* [To be done] Search the material and gather each line with "text" in it.

* [Raw data]
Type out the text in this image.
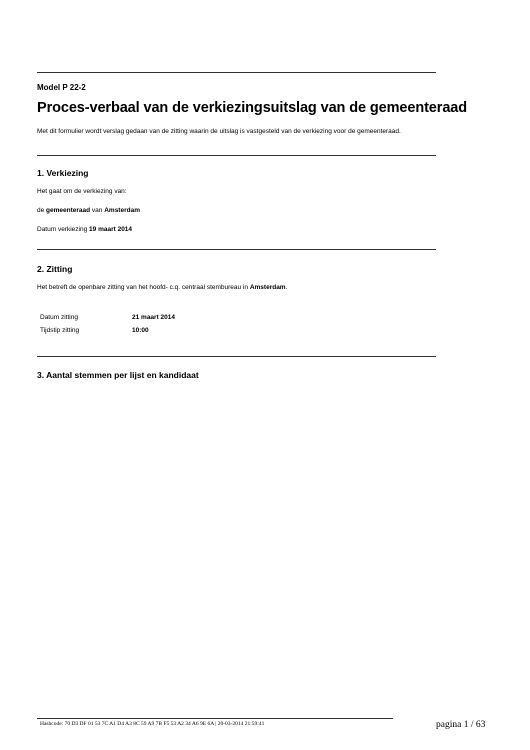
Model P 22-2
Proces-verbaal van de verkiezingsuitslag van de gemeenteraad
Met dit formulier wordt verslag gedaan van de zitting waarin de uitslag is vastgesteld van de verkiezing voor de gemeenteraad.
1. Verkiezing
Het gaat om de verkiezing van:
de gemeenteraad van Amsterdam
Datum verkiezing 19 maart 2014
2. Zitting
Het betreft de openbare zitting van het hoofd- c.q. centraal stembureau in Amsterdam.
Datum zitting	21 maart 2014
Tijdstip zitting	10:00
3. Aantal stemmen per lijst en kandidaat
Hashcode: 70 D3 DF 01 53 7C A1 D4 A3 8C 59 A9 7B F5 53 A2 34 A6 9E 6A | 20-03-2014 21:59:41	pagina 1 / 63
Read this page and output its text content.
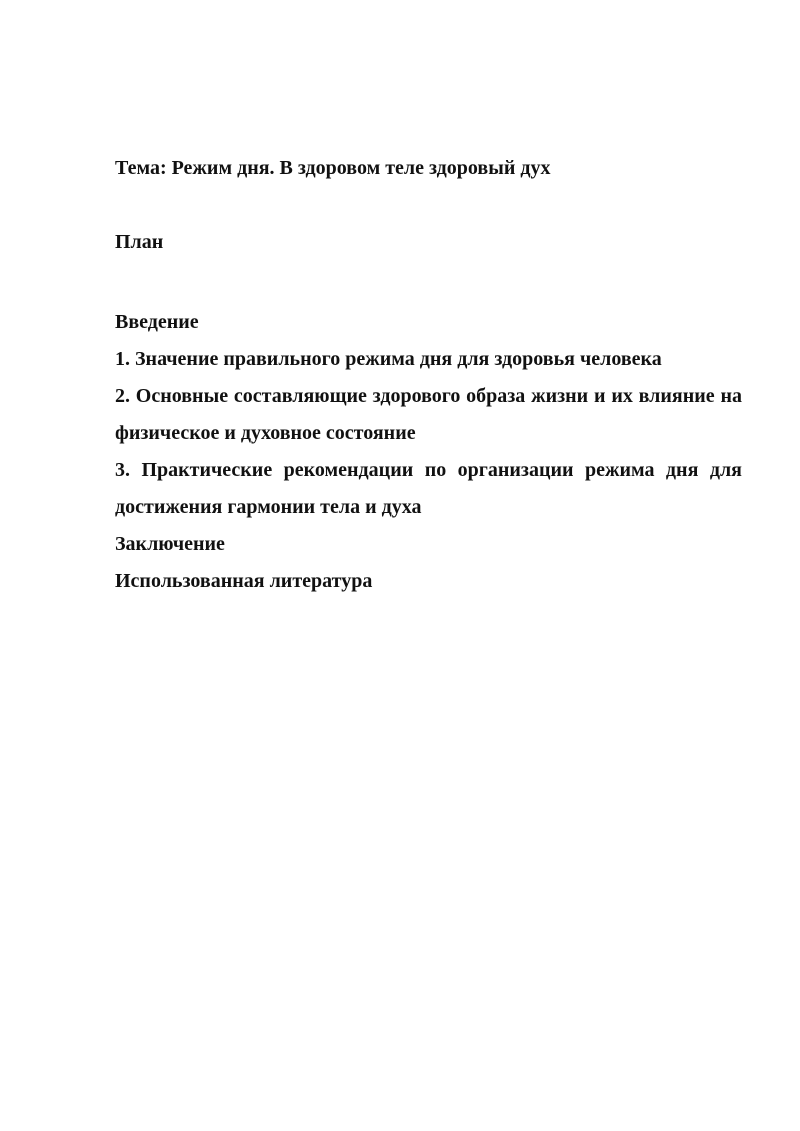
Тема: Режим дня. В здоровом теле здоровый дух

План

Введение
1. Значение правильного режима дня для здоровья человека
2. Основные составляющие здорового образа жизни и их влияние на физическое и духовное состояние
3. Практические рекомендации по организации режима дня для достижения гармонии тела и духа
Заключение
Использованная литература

* [Solved exercise]
Type out the text in this image.
Read this page and output its text content.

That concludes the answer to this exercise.